- TASK INSTRUCTIONS -
Locate every line in the material below that has the word "text". Copy each of those lines.

- DATA LISTING -
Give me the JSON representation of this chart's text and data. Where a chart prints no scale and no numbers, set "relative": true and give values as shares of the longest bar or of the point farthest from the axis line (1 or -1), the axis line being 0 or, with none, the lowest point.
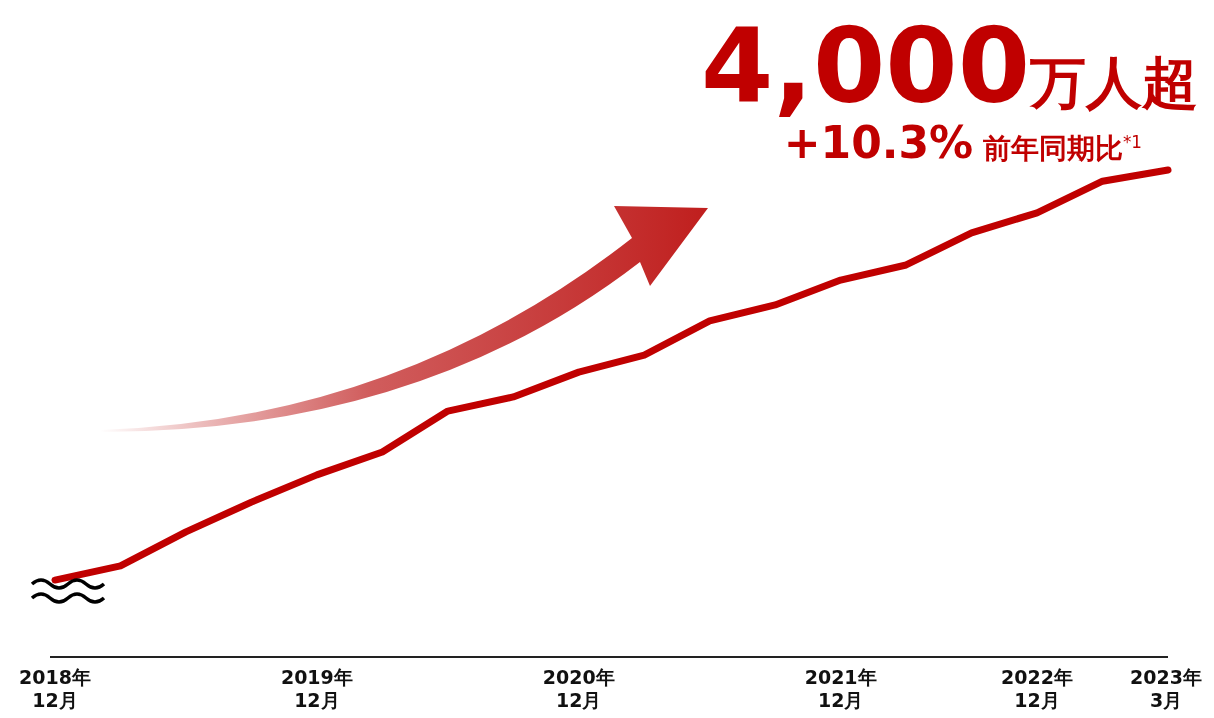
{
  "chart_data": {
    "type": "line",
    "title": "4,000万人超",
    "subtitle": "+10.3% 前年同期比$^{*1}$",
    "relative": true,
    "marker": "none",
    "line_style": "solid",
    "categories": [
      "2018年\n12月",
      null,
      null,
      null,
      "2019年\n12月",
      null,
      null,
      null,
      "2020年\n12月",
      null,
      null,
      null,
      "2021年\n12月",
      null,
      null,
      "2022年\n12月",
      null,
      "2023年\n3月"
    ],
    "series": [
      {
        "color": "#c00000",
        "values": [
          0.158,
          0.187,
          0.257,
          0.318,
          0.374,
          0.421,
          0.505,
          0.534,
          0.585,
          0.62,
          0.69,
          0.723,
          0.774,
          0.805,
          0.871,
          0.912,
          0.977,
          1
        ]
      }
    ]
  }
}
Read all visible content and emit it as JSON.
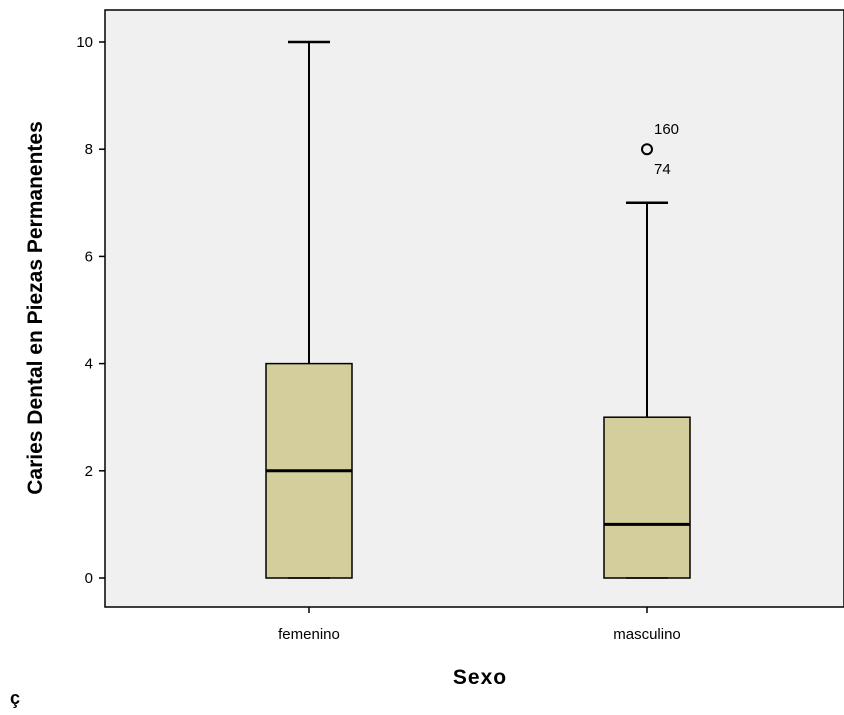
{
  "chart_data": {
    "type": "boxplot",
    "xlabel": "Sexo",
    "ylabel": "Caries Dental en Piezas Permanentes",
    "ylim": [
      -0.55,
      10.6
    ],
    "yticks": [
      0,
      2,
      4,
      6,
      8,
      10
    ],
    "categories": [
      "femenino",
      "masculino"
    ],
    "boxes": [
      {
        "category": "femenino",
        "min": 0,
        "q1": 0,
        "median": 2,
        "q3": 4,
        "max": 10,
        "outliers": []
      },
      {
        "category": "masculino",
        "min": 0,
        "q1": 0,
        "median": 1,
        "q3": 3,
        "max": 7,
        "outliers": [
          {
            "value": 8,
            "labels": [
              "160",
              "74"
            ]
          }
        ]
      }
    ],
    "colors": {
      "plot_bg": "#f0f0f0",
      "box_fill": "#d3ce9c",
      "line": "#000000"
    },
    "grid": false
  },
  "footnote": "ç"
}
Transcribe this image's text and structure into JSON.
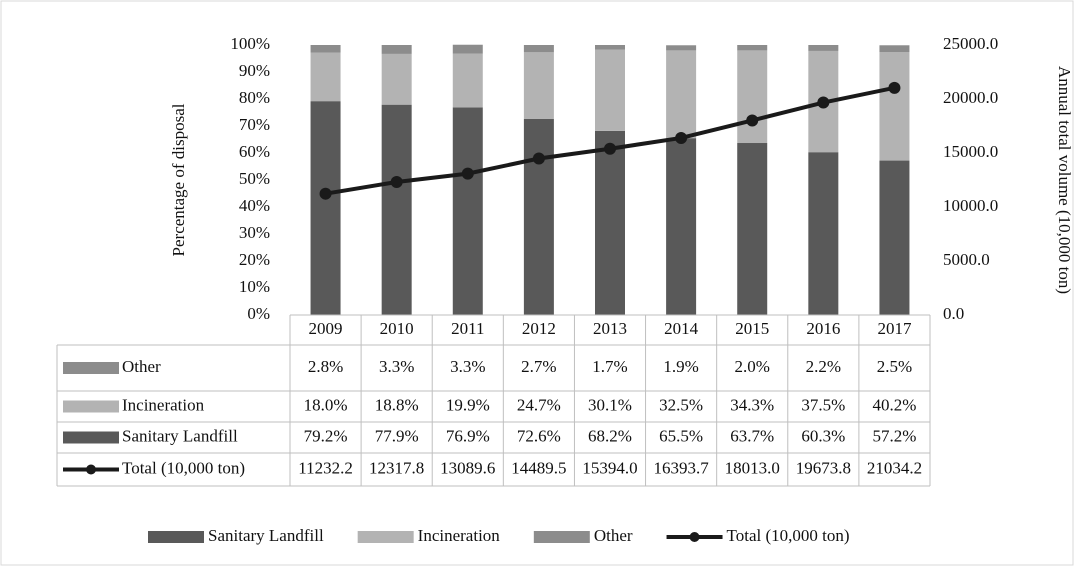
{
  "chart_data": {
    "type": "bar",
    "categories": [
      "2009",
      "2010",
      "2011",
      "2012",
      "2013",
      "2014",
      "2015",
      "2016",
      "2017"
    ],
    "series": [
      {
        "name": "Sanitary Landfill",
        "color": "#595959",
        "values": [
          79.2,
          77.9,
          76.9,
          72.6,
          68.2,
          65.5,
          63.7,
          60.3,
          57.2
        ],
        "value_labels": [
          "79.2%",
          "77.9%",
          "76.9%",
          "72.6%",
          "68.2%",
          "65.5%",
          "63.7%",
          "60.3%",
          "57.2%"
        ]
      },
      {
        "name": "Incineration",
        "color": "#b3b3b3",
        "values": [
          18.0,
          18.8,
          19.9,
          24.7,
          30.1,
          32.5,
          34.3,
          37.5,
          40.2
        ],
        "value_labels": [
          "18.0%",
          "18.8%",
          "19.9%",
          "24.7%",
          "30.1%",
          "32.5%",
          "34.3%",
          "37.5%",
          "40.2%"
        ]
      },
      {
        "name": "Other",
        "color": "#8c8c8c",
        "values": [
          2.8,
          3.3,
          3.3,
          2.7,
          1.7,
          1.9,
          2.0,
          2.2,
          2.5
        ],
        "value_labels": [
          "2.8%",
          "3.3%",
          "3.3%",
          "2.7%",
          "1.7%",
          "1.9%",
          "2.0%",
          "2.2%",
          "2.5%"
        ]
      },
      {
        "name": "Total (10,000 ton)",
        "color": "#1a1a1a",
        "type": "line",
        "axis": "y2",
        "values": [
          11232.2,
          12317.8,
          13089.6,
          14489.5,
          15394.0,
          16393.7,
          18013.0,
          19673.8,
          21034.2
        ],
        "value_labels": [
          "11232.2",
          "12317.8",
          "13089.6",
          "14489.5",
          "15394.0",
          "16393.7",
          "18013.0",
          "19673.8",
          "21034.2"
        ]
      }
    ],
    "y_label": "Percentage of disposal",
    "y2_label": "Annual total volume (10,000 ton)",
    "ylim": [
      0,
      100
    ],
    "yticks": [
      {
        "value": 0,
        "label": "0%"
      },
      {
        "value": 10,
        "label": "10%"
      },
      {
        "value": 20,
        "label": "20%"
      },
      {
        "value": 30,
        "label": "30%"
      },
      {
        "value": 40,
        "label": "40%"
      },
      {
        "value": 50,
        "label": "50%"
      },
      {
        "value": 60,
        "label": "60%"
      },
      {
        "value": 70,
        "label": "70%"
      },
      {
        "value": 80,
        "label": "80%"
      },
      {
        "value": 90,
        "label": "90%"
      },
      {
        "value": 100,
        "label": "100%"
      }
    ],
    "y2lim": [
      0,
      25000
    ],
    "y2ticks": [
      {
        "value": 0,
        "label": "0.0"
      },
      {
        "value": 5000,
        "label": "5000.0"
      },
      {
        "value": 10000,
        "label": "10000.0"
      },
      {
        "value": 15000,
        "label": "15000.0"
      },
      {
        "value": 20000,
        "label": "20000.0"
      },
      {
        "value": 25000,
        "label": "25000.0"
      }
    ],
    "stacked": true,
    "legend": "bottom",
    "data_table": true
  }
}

- TASK OUTPUT -
Give me the JSON representation of this chart's text and data. Where a chart prints no scale and no numbers, set "relative": true and give values as shares of the longest bar or of the point farthest from the axis line (1 or -1), the axis line being 0 or, with none, the lowest point.
Transcribe this image's text and structure into JSON.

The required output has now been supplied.